:: DATASET

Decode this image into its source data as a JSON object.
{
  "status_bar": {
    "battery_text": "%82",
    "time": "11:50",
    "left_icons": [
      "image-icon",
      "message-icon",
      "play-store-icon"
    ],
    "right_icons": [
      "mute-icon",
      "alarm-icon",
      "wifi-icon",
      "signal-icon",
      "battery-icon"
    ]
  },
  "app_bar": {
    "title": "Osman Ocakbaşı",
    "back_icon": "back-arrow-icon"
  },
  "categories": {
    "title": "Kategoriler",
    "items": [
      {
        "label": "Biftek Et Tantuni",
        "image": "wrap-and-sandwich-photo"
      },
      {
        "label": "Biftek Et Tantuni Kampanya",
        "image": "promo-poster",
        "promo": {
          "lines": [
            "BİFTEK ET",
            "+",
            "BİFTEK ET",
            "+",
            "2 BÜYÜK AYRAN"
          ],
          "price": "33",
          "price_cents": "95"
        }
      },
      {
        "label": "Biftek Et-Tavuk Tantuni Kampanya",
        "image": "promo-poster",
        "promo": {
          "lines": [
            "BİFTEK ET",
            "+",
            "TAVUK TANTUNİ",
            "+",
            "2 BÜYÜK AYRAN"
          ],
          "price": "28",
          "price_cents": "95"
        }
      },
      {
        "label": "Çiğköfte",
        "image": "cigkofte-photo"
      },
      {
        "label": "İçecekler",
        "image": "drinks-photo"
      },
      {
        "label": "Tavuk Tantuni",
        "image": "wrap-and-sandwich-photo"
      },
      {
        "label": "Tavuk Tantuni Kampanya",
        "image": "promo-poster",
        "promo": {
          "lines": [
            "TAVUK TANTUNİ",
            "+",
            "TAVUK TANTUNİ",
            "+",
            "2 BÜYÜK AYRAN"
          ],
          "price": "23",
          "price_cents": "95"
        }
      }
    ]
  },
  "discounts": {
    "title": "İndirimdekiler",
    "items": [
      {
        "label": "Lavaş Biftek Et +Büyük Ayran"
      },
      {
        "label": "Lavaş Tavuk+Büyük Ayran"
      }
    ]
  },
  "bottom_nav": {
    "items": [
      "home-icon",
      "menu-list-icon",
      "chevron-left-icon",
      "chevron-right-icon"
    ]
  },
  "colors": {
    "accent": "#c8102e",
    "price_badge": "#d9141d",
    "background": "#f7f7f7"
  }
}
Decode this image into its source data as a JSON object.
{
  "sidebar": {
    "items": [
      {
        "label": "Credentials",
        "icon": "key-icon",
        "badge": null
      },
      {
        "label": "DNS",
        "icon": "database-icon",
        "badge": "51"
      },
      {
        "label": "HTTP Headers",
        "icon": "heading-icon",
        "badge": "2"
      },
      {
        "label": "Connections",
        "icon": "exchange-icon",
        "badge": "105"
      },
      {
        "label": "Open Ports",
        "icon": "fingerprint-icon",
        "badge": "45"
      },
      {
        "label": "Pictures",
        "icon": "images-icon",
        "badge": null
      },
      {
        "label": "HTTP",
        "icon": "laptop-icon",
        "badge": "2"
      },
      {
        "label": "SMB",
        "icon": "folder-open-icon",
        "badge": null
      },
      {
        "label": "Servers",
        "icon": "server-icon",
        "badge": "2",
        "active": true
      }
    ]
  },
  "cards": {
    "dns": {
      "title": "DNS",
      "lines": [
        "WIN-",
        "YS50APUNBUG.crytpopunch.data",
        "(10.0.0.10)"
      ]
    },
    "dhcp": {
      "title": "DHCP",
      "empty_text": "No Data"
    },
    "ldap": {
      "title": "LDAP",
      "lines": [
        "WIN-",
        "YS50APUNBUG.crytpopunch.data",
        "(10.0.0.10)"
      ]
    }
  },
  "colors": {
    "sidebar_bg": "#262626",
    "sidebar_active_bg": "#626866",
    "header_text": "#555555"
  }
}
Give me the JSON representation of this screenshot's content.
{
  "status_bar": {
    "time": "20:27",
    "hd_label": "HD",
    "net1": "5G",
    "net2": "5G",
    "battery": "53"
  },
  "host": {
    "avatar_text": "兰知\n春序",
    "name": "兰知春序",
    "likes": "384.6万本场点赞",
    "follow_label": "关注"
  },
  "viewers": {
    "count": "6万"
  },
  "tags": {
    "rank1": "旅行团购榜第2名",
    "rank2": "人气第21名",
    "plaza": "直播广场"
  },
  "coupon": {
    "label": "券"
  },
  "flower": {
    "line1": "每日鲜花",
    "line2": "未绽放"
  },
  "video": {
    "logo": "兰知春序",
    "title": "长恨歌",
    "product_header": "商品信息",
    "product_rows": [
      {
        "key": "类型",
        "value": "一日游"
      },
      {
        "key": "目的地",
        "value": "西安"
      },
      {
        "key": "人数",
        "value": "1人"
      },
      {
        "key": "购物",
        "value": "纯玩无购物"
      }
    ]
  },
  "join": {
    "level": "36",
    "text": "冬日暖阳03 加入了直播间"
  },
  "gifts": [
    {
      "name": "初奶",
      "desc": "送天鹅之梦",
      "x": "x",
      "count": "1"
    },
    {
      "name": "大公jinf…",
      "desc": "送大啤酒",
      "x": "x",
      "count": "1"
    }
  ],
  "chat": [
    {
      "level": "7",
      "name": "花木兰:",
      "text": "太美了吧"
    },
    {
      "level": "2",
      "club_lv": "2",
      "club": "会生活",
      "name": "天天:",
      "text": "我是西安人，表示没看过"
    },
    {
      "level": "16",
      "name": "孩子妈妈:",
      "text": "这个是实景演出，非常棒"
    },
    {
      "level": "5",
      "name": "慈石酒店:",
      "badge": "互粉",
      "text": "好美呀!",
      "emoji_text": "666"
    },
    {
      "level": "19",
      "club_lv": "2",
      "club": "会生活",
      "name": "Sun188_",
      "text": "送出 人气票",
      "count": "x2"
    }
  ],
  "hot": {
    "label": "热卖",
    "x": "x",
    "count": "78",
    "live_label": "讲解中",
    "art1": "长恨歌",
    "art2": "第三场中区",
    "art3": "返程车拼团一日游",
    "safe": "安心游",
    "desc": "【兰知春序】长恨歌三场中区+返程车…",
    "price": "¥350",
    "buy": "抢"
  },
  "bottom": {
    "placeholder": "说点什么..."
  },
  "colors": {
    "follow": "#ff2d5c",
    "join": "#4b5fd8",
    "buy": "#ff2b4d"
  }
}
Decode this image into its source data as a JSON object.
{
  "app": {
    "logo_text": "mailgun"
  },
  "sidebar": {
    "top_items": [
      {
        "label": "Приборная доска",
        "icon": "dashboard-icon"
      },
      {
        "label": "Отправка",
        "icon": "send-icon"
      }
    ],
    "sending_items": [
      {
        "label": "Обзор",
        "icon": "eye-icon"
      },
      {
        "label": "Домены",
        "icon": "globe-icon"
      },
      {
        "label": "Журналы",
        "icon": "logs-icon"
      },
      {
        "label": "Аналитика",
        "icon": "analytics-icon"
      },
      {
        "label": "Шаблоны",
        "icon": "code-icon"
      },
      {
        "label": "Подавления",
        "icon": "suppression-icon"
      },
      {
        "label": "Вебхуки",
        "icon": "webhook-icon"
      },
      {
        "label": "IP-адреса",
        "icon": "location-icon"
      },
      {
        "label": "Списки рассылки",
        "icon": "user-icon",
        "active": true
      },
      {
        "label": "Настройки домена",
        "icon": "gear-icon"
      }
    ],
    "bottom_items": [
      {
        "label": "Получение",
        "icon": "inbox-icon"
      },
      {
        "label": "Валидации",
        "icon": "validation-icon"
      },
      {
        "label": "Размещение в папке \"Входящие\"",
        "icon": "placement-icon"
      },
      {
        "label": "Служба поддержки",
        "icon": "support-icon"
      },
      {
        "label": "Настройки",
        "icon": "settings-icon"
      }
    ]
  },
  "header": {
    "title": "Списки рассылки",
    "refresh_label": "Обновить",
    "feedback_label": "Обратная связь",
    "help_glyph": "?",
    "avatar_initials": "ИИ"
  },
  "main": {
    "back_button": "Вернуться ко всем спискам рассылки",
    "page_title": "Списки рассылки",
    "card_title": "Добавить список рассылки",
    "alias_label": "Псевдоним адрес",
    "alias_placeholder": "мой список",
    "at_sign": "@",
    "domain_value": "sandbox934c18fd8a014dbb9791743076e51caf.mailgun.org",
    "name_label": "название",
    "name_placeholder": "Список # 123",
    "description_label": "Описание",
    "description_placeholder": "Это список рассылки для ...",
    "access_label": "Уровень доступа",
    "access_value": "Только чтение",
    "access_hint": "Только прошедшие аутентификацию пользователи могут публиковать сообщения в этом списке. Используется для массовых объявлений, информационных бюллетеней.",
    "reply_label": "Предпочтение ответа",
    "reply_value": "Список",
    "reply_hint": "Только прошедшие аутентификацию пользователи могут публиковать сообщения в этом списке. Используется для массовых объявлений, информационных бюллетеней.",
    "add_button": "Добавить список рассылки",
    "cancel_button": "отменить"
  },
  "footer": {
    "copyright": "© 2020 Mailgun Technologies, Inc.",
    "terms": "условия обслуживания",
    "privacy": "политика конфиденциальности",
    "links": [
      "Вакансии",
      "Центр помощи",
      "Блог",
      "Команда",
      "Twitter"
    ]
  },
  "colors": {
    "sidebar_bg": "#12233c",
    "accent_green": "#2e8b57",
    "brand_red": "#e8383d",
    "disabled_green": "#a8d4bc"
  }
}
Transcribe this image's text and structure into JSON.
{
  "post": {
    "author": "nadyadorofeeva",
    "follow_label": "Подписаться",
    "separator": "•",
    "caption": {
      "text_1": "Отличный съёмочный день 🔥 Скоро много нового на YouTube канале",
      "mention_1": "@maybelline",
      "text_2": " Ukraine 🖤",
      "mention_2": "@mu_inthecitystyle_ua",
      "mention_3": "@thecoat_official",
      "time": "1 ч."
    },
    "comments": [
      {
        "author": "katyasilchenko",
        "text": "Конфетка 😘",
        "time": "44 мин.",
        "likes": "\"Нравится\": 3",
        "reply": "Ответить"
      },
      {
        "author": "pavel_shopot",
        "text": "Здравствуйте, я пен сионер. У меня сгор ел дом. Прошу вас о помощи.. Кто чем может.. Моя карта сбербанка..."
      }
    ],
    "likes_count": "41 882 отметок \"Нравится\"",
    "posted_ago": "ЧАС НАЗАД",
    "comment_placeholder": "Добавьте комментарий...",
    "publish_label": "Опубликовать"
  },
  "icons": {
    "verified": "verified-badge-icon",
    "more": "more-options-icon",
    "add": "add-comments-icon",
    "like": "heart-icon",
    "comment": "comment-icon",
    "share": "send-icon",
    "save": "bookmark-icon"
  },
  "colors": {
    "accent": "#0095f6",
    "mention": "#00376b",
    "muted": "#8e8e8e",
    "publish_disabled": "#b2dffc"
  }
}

::::

## GIVEN TASK:
In the entries above, identify every line with the string "Добавить".

## WORKED ANSWER:
    "card_title": "Добавить список рассылки",
    "add_button": "Добавить список рассылки",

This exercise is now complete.